PROVIDED ENTRIES:
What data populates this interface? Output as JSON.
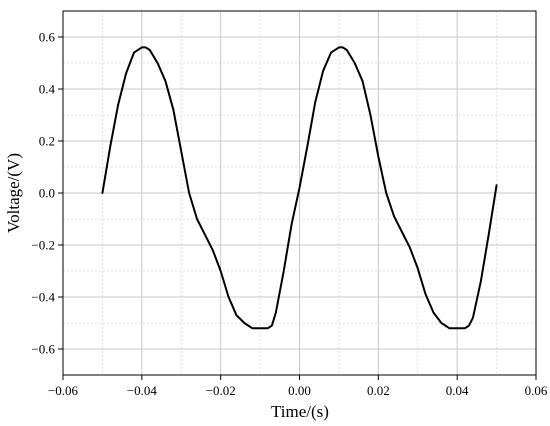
{
  "chart_data": {
    "type": "line",
    "xlabel": "Time/(s)",
    "ylabel": "Voltage/(V)",
    "xlim": [
      -0.06,
      0.06
    ],
    "ylim": [
      -0.7,
      0.7
    ],
    "x_ticks": [
      -0.06,
      -0.04,
      -0.02,
      0.0,
      0.02,
      0.04,
      0.06
    ],
    "x_tick_labels": [
      "−0.06",
      "−0.04",
      "−0.02",
      "0.00",
      "0.02",
      "0.04",
      "0.06"
    ],
    "y_ticks": [
      -0.6,
      -0.4,
      -0.2,
      0.0,
      0.2,
      0.4,
      0.6
    ],
    "y_tick_labels": [
      "−0.6",
      "−0.4",
      "−0.2",
      "0.0",
      "0.2",
      "0.4",
      "0.6"
    ],
    "grid": true,
    "series_color": "#000000",
    "series": [
      {
        "x": [
          -0.05,
          -0.048,
          -0.046,
          -0.044,
          -0.042,
          -0.04,
          -0.039,
          -0.038,
          -0.036,
          -0.034,
          -0.032,
          -0.03,
          -0.028,
          -0.026,
          -0.024,
          -0.022,
          -0.02,
          -0.018,
          -0.016,
          -0.014,
          -0.012,
          -0.01,
          -0.008,
          -0.007,
          -0.006,
          -0.004,
          -0.002,
          0.0,
          0.002,
          0.004,
          0.006,
          0.008,
          0.01,
          0.011,
          0.012,
          0.014,
          0.016,
          0.018,
          0.02,
          0.022,
          0.024,
          0.026,
          0.028,
          0.03,
          0.032,
          0.034,
          0.036,
          0.038,
          0.04,
          0.042,
          0.043,
          0.044,
          0.046,
          0.048,
          0.05
        ],
        "y": [
          0.0,
          0.18,
          0.34,
          0.46,
          0.54,
          0.56,
          0.56,
          0.55,
          0.5,
          0.43,
          0.32,
          0.16,
          0.0,
          -0.1,
          -0.16,
          -0.22,
          -0.3,
          -0.4,
          -0.47,
          -0.5,
          -0.52,
          -0.52,
          -0.52,
          -0.51,
          -0.46,
          -0.3,
          -0.12,
          0.02,
          0.18,
          0.35,
          0.47,
          0.54,
          0.56,
          0.56,
          0.55,
          0.5,
          0.43,
          0.3,
          0.14,
          0.0,
          -0.09,
          -0.15,
          -0.21,
          -0.29,
          -0.39,
          -0.46,
          -0.5,
          -0.52,
          -0.52,
          -0.52,
          -0.51,
          -0.48,
          -0.34,
          -0.16,
          0.03
        ]
      }
    ]
  }
}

WORK TO BE COMPLETED: Transcribe the material exactly, keeping every word and none of the pictures.

OUTPUT FOR THIS TASK:
What data populates this interface? Output as JSON.
{
  "chart_data": {
    "type": "line",
    "xlabel": "Time/(s)",
    "ylabel": "Voltage/(V)",
    "xlim": [
      -0.06,
      0.06
    ],
    "ylim": [
      -0.7,
      0.7
    ],
    "x_ticks": [
      -0.06,
      -0.04,
      -0.02,
      0.0,
      0.02,
      0.04,
      0.06
    ],
    "x_tick_labels": [
      "−0.06",
      "−0.04",
      "−0.02",
      "0.00",
      "0.02",
      "0.04",
      "0.06"
    ],
    "y_ticks": [
      -0.6,
      -0.4,
      -0.2,
      0.0,
      0.2,
      0.4,
      0.6
    ],
    "y_tick_labels": [
      "−0.6",
      "−0.4",
      "−0.2",
      "0.0",
      "0.2",
      "0.4",
      "0.6"
    ],
    "grid": true,
    "series_color": "#000000",
    "series": [
      {
        "x": [
          -0.05,
          -0.048,
          -0.046,
          -0.044,
          -0.042,
          -0.04,
          -0.039,
          -0.038,
          -0.036,
          -0.034,
          -0.032,
          -0.03,
          -0.028,
          -0.026,
          -0.024,
          -0.022,
          -0.02,
          -0.018,
          -0.016,
          -0.014,
          -0.012,
          -0.01,
          -0.008,
          -0.007,
          -0.006,
          -0.004,
          -0.002,
          0.0,
          0.002,
          0.004,
          0.006,
          0.008,
          0.01,
          0.011,
          0.012,
          0.014,
          0.016,
          0.018,
          0.02,
          0.022,
          0.024,
          0.026,
          0.028,
          0.03,
          0.032,
          0.034,
          0.036,
          0.038,
          0.04,
          0.042,
          0.043,
          0.044,
          0.046,
          0.048,
          0.05
        ],
        "y": [
          0.0,
          0.18,
          0.34,
          0.46,
          0.54,
          0.56,
          0.56,
          0.55,
          0.5,
          0.43,
          0.32,
          0.16,
          0.0,
          -0.1,
          -0.16,
          -0.22,
          -0.3,
          -0.4,
          -0.47,
          -0.5,
          -0.52,
          -0.52,
          -0.52,
          -0.51,
          -0.46,
          -0.3,
          -0.12,
          0.02,
          0.18,
          0.35,
          0.47,
          0.54,
          0.56,
          0.56,
          0.55,
          0.5,
          0.43,
          0.3,
          0.14,
          0.0,
          -0.09,
          -0.15,
          -0.21,
          -0.29,
          -0.39,
          -0.46,
          -0.5,
          -0.52,
          -0.52,
          -0.52,
          -0.51,
          -0.48,
          -0.34,
          -0.16,
          0.03
        ]
      }
    ]
  }
}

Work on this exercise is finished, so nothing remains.